Saved entries
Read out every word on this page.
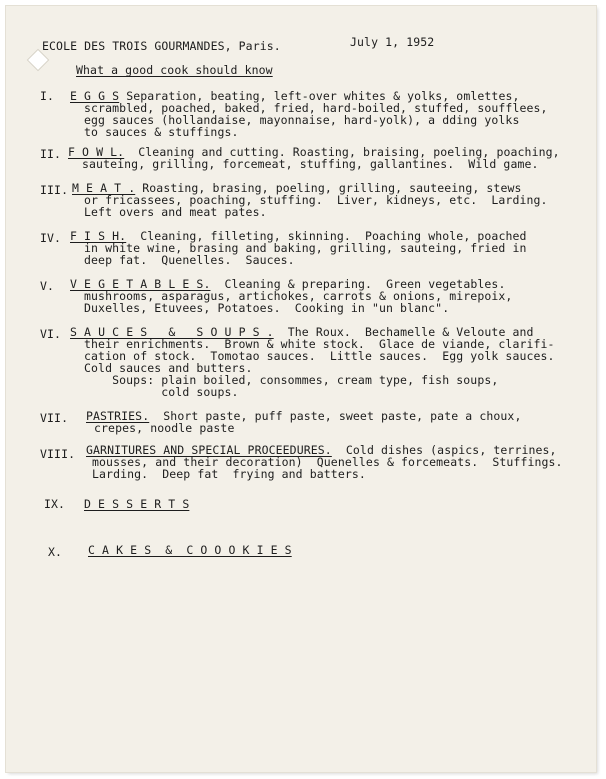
ECOLE DES TROIS GOURMANDES, Paris.	July 1, 1952

What a good cook should know

I. E G G S Separation, beating, left-over whites & yolks, omlettes,

scrambled, poached, baked, fried, hard-boiled, stuffed, soufflees,

egg sauces (hollandaise, mayonnaise, hard-yolk), a dding yolks

to sauces & stuffings.

II. F O W L.  Cleaning and cutting. Roasting, braising, poeling, poaching,

sauteing, grilling, forcemeat, stuffing, gallantines.  Wild game.

III. M E A T . Roasting, brasing, poeling, grilling, sauteeing, stews

or fricassees, poaching, stuffing.  Liver, kidneys, etc.  Larding.

Left overs and meat pates.

IV. F I S H.  Cleaning, filleting, skinning.  Poaching whole, poached

in white wine, brasing and baking, grilling, sauteing, fried in

deep fat.  Quenelles.  Sauces.

V. V E G E T A B L E S.  Cleaning & preparing.  Green vegetables.

mushrooms, asparagus, artichokes, carrots & onions, mirepoix,

Duxelles, Etuvees, Potatoes.  Cooking in "un blanc".

VI. S A U C E S   &   S O U P S .  The Roux.  Bechamelle & Veloute and

their enrichments.  Brown & white stock.  Glace de viande, clarifi-

cation of stock.  Tomotao sauces.  Little sauces.  Egg yolk sauces.

Cold sauces and butters.

Soups: plain boiled, consommes, cream type, fish soups,

cold soups.

VII. PASTRIES.  Short paste, puff paste, sweet paste, pate a choux,

crepes, noodle paste

VIII. GARNITURES AND SPECIAL PROCEEDURES.  Cold dishes (aspics, terrines,

mousses, and their decoration)  Quenelles & forcemeats.  Stuffings.

Larding.  Deep fat  frying and batters.

IX. D E S S E R T S

X. C A K E S  &  C O O O K I E S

Do this → Leave out the pictures and transcribe the entries above exactly.

Output →
Read out every word on this page.
ECOLE DES TROIS GOURMANDES, Paris.	July 1, 1952

What a good cook should know

I. E G G S Separation, beating, left-over whites & yolks, omlettes,

scrambled, poached, baked, fried, hard-boiled, stuffed, soufflees,

egg sauces (hollandaise, mayonnaise, hard-yolk), a dding yolks

to sauces & stuffings.

II. F O W L.  Cleaning and cutting. Roasting, braising, poeling, poaching,

sauteing, grilling, forcemeat, stuffing, gallantines.  Wild game.

III. M E A T . Roasting, brasing, poeling, grilling, sauteeing, stews

or fricassees, poaching, stuffing.  Liver, kidneys, etc.  Larding.

Left overs and meat pates.

IV. F I S H.  Cleaning, filleting, skinning.  Poaching whole, poached

in white wine, brasing and baking, grilling, sauteing, fried in

deep fat.  Quenelles.  Sauces.

V. V E G E T A B L E S.  Cleaning & preparing.  Green vegetables.

mushrooms, asparagus, artichokes, carrots & onions, mirepoix,

Duxelles, Etuvees, Potatoes.  Cooking in "un blanc".

VI. S A U C E S   &   S O U P S .  The Roux.  Bechamelle & Veloute and

their enrichments.  Brown & white stock.  Glace de viande, clarifi-

cation of stock.  Tomotao sauces.  Little sauces.  Egg yolk sauces.

Cold sauces and butters.

Soups: plain boiled, consommes, cream type, fish soups,

cold soups.

VII. PASTRIES.  Short paste, puff paste, sweet paste, pate a choux,

crepes, noodle paste

VIII. GARNITURES AND SPECIAL PROCEEDURES.  Cold dishes (aspics, terrines,

mousses, and their decoration)  Quenelles & forcemeats.  Stuffings.

Larding.  Deep fat  frying and batters.

IX. D E S S E R T S

X. C A K E S  &  C O O O K I E S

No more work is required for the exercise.